[Stored entries]

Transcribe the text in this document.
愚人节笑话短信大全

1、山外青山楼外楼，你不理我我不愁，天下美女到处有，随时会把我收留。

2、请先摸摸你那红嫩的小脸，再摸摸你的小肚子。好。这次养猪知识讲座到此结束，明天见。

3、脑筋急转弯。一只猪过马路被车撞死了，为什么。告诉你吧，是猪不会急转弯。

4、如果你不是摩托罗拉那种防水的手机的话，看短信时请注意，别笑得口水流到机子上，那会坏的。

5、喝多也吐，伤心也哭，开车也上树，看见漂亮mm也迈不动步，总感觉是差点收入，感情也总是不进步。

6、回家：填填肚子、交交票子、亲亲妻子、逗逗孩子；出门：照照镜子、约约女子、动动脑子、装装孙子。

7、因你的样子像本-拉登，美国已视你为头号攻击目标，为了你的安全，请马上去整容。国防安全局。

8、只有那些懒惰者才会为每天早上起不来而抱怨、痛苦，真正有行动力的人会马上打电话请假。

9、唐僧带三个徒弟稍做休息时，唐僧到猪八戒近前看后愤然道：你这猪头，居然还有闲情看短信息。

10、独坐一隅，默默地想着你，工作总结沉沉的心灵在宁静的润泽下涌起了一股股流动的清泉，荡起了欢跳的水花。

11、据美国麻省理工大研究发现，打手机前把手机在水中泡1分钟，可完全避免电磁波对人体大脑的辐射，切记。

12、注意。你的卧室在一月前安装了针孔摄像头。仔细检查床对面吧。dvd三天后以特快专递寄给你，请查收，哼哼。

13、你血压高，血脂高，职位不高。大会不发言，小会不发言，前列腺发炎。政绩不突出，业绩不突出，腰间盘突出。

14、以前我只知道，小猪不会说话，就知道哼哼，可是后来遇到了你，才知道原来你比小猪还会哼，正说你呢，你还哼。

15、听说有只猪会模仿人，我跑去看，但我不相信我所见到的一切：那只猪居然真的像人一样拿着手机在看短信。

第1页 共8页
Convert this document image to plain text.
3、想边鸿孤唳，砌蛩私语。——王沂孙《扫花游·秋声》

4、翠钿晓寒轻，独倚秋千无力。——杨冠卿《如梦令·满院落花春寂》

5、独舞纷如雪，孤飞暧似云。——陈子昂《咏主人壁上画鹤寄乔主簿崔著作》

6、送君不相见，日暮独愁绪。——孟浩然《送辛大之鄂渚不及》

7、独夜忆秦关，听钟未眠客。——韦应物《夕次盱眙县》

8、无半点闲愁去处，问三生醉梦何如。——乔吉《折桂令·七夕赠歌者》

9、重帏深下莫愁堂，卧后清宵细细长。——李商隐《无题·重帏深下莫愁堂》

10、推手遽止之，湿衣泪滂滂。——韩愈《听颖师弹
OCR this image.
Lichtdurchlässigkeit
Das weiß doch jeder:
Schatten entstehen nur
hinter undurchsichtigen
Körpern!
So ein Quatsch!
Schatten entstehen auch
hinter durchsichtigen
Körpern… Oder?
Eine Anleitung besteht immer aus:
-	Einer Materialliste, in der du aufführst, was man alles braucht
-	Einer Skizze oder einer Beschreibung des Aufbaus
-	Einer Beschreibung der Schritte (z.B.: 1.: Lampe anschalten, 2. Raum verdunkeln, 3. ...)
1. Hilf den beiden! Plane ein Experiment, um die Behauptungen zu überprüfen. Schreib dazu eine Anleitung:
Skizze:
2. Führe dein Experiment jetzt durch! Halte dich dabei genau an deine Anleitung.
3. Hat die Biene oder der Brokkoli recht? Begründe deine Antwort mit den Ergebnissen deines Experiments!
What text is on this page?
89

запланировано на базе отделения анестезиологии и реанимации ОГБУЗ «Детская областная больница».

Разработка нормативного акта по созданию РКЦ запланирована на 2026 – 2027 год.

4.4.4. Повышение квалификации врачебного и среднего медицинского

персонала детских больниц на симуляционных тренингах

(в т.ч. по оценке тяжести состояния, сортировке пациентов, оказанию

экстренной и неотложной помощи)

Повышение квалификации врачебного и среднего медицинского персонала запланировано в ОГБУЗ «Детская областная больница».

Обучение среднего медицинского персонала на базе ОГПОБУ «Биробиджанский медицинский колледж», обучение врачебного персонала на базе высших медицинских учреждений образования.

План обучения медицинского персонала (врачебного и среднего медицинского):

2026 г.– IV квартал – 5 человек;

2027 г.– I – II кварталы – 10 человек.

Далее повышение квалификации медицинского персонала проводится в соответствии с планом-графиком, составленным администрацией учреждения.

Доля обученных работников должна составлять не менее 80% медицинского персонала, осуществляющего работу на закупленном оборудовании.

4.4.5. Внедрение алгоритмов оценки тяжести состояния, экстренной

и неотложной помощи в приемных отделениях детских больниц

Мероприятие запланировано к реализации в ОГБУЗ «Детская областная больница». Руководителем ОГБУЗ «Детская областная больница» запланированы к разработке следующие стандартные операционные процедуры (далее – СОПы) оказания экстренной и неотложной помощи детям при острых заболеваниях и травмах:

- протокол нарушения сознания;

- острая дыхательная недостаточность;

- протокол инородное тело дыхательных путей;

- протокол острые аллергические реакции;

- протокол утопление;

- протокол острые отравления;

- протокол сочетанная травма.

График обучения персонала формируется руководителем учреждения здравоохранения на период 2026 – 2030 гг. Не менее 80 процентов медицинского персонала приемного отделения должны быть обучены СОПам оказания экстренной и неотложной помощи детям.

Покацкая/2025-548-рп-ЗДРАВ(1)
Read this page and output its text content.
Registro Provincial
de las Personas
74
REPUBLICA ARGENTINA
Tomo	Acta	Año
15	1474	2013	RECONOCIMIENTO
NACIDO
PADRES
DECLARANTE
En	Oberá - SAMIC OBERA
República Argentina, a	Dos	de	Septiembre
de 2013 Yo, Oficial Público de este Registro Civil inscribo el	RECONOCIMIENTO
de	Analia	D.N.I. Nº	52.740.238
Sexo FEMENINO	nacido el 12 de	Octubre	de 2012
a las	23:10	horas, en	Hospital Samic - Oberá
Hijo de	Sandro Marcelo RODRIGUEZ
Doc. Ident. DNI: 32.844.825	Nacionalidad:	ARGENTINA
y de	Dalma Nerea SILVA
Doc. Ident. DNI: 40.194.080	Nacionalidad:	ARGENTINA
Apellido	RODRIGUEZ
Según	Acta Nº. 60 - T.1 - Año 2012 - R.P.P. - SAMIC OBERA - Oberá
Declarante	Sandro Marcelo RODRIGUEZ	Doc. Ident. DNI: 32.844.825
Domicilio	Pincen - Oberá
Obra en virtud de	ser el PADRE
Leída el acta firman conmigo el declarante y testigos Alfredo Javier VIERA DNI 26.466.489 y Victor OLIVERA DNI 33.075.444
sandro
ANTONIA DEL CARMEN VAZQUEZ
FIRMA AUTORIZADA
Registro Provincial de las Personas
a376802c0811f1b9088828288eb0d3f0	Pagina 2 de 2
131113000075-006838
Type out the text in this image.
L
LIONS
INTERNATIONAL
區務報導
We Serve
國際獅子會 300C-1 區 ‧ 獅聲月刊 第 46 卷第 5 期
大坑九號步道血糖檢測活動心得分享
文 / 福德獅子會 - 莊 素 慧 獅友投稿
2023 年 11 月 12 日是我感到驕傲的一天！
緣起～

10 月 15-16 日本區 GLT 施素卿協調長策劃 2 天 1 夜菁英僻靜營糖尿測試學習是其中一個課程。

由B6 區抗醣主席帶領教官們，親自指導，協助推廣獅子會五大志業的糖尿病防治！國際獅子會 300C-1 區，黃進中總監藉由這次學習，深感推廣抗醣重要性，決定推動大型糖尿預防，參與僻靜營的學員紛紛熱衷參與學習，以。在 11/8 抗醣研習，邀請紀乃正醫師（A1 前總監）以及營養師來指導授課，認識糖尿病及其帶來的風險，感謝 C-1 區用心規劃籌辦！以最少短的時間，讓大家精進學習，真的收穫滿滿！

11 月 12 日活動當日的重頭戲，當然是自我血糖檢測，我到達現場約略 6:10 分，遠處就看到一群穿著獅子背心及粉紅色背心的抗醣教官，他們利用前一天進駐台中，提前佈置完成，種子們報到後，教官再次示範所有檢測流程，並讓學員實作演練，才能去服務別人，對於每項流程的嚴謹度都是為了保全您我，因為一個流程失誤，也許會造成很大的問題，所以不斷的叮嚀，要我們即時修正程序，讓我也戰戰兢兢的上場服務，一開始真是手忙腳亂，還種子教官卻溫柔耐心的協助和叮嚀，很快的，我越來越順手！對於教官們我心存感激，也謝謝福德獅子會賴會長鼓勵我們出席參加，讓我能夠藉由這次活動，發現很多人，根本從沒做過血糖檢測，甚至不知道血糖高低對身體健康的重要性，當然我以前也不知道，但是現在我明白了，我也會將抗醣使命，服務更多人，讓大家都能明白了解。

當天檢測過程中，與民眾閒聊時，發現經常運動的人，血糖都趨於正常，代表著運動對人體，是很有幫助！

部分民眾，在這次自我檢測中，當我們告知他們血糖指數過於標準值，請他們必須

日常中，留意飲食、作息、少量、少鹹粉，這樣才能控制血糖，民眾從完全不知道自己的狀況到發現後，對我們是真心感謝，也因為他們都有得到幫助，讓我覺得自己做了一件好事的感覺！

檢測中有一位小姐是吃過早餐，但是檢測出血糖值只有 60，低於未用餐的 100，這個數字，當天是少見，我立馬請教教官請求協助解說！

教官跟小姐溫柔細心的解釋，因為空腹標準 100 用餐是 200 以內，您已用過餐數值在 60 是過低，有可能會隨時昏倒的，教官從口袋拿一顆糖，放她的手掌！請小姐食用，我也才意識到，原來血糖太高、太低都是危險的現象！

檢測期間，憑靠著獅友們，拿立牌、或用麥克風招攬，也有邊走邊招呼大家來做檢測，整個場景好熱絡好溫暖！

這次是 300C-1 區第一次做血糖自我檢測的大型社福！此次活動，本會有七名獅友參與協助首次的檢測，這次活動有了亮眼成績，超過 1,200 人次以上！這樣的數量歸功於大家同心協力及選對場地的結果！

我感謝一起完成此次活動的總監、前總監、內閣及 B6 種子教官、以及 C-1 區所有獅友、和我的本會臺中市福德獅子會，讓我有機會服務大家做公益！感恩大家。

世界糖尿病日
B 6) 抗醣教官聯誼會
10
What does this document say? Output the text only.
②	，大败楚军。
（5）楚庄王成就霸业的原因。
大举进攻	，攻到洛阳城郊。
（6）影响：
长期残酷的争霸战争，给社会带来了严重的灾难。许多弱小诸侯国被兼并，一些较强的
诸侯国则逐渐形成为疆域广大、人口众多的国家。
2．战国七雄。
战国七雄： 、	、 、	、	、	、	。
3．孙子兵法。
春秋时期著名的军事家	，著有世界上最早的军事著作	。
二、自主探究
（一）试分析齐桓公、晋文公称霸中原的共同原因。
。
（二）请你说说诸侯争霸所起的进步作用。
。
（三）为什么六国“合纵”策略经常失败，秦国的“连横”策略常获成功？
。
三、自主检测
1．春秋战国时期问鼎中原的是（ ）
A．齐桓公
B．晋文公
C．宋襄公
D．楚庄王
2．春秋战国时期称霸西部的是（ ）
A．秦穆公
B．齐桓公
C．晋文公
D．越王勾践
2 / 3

**The task:** Tally the lines of the data that contain the string "Einer" and report the total alone.

**Output below:** 3